Reproduce every line of the material below without altering a single character.

---

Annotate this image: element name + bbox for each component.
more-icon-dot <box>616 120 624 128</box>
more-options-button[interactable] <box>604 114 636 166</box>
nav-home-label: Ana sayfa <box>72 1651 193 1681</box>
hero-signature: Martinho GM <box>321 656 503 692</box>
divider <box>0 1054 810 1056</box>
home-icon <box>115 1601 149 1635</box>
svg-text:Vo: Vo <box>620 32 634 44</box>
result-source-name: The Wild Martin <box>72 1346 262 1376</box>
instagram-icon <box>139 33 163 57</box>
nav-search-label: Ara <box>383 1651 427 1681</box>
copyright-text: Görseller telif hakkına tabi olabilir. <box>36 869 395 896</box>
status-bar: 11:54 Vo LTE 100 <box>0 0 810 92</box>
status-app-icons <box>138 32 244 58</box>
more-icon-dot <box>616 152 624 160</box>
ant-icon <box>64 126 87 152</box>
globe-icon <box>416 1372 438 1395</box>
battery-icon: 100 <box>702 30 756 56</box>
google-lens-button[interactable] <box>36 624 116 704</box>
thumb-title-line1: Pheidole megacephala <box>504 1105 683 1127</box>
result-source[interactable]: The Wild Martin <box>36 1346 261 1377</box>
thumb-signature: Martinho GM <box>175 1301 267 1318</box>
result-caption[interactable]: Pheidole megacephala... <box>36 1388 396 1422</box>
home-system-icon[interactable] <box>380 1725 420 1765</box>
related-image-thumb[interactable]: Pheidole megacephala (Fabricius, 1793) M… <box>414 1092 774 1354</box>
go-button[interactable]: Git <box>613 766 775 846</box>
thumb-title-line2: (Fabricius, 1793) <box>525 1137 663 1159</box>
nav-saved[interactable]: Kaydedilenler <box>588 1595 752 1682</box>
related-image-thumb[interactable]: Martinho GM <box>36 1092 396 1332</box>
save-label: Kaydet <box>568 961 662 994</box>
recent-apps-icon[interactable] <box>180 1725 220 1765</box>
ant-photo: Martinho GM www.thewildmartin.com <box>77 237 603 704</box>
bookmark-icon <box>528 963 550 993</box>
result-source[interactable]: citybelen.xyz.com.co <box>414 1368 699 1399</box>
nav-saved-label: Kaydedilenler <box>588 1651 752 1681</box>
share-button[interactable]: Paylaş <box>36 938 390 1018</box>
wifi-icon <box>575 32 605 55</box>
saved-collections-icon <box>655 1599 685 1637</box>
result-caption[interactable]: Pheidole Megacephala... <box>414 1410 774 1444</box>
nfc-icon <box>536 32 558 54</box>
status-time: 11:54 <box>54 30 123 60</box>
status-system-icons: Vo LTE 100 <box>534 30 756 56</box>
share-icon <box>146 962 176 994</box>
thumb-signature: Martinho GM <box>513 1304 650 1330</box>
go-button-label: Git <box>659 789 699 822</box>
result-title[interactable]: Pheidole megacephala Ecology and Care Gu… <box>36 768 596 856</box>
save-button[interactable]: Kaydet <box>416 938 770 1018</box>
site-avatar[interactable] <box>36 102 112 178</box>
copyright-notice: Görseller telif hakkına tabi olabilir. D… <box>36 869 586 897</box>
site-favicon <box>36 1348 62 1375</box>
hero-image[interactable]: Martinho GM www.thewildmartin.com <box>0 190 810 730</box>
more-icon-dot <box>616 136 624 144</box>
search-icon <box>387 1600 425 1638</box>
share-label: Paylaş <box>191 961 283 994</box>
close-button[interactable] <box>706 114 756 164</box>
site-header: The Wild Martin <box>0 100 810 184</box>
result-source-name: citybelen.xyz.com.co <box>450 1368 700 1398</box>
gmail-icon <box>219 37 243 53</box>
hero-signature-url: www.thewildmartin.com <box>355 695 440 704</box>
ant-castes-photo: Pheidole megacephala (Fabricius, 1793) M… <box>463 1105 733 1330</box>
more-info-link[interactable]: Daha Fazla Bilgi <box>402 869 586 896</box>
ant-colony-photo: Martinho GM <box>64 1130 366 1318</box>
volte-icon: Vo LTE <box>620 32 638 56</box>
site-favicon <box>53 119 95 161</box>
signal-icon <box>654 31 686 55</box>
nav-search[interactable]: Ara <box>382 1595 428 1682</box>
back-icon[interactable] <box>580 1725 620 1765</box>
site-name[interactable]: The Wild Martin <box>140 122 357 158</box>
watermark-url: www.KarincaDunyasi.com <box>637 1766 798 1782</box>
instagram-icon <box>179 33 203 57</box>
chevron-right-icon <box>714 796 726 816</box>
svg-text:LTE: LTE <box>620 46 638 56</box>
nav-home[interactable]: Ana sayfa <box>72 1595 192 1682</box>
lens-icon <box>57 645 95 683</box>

---

= Answer to the problem =
Annotate this image: element name + bbox for each component.
more-icon-dot <box>616 120 624 128</box>
more-options-button[interactable] <box>604 114 636 166</box>
nav-home-label: Ana sayfa <box>72 1651 193 1681</box>
hero-signature: Martinho GM <box>321 656 503 692</box>
divider <box>0 1054 810 1056</box>
home-icon <box>115 1601 149 1635</box>
svg-text:Vo: Vo <box>620 32 634 44</box>
result-source-name: The Wild Martin <box>72 1346 262 1376</box>
instagram-icon <box>139 33 163 57</box>
nav-search-label: Ara <box>383 1651 427 1681</box>
copyright-text: Görseller telif hakkına tabi olabilir. <box>36 869 395 896</box>
status-bar: 11:54 Vo LTE 100 <box>0 0 810 92</box>
status-app-icons <box>138 32 244 58</box>
more-icon-dot <box>616 152 624 160</box>
ant-icon <box>64 126 87 152</box>
globe-icon <box>416 1372 438 1395</box>
battery-icon: 100 <box>702 30 756 56</box>
google-lens-button[interactable] <box>36 624 116 704</box>
thumb-title-line1: Pheidole megacephala <box>504 1105 683 1127</box>
result-source[interactable]: The Wild Martin <box>36 1346 261 1377</box>
thumb-signature: Martinho GM <box>175 1301 267 1318</box>
result-caption[interactable]: Pheidole megacephala... <box>36 1388 396 1422</box>
home-system-icon[interactable] <box>380 1725 420 1765</box>
related-image-thumb[interactable]: Pheidole megacephala (Fabricius, 1793) M… <box>414 1092 774 1354</box>
go-button[interactable]: Git <box>613 766 775 846</box>
thumb-title-line2: (Fabricius, 1793) <box>525 1137 663 1159</box>
nav-saved[interactable]: Kaydedilenler <box>588 1595 752 1682</box>
related-image-thumb[interactable]: Martinho GM <box>36 1092 396 1332</box>
save-label: Kaydet <box>568 961 662 994</box>
recent-apps-icon[interactable] <box>180 1725 220 1765</box>
ant-photo: Martinho GM www.thewildmartin.com <box>77 237 603 704</box>
bookmark-icon <box>528 963 550 993</box>
result-source[interactable]: citybelen.xyz.com.co <box>414 1368 699 1399</box>
nav-saved-label: Kaydedilenler <box>588 1651 752 1681</box>
share-button[interactable]: Paylaş <box>36 938 390 1018</box>
wifi-icon <box>575 32 605 55</box>
saved-collections-icon <box>655 1599 685 1637</box>
result-caption[interactable]: Pheidole Megacephala... <box>414 1410 774 1444</box>
nfc-icon <box>536 32 558 54</box>
status-time: 11:54 <box>54 30 123 60</box>
status-system-icons: Vo LTE 100 <box>534 30 756 56</box>
share-icon <box>146 962 176 994</box>
thumb-signature: Martinho GM <box>513 1304 650 1330</box>
go-button-label: Git <box>659 789 699 822</box>
result-title[interactable]: Pheidole megacephala Ecology and Care Gu… <box>36 768 596 856</box>
save-button[interactable]: Kaydet <box>416 938 770 1018</box>
site-avatar[interactable] <box>36 102 112 178</box>
copyright-notice: Görseller telif hakkına tabi olabilir. D… <box>36 869 586 897</box>
site-favicon <box>36 1348 62 1375</box>
hero-image[interactable]: Martinho GM www.thewildmartin.com <box>0 190 810 730</box>
more-icon-dot <box>616 136 624 144</box>
search-icon <box>387 1600 425 1638</box>
share-label: Paylaş <box>191 961 283 994</box>
close-button[interactable] <box>706 114 756 164</box>
site-header: The Wild Martin <box>0 100 810 184</box>
result-source-name: citybelen.xyz.com.co <box>450 1368 700 1398</box>
gmail-icon <box>219 37 243 53</box>
hero-signature-url: www.thewildmartin.com <box>355 695 440 704</box>
ant-castes-photo: Pheidole megacephala (Fabricius, 1793) M… <box>463 1105 733 1330</box>
more-info-link[interactable]: Daha Fazla Bilgi <box>402 869 586 896</box>
ant-colony-photo: Martinho GM <box>64 1130 366 1318</box>
volte-icon: Vo LTE <box>620 32 638 56</box>
site-favicon <box>53 119 95 161</box>
signal-icon <box>654 31 686 55</box>
nav-search[interactable]: Ara <box>382 1595 428 1682</box>
back-icon[interactable] <box>580 1725 620 1765</box>
site-name[interactable]: The Wild Martin <box>140 122 357 158</box>
watermark-url: www.KarincaDunyasi.com <box>637 1766 798 1782</box>
instagram-icon <box>179 33 203 57</box>
chevron-right-icon <box>714 796 726 816</box>
svg-text:LTE: LTE <box>620 46 638 56</box>
nav-home[interactable]: Ana sayfa <box>72 1595 192 1682</box>
lens-icon <box>57 645 95 683</box>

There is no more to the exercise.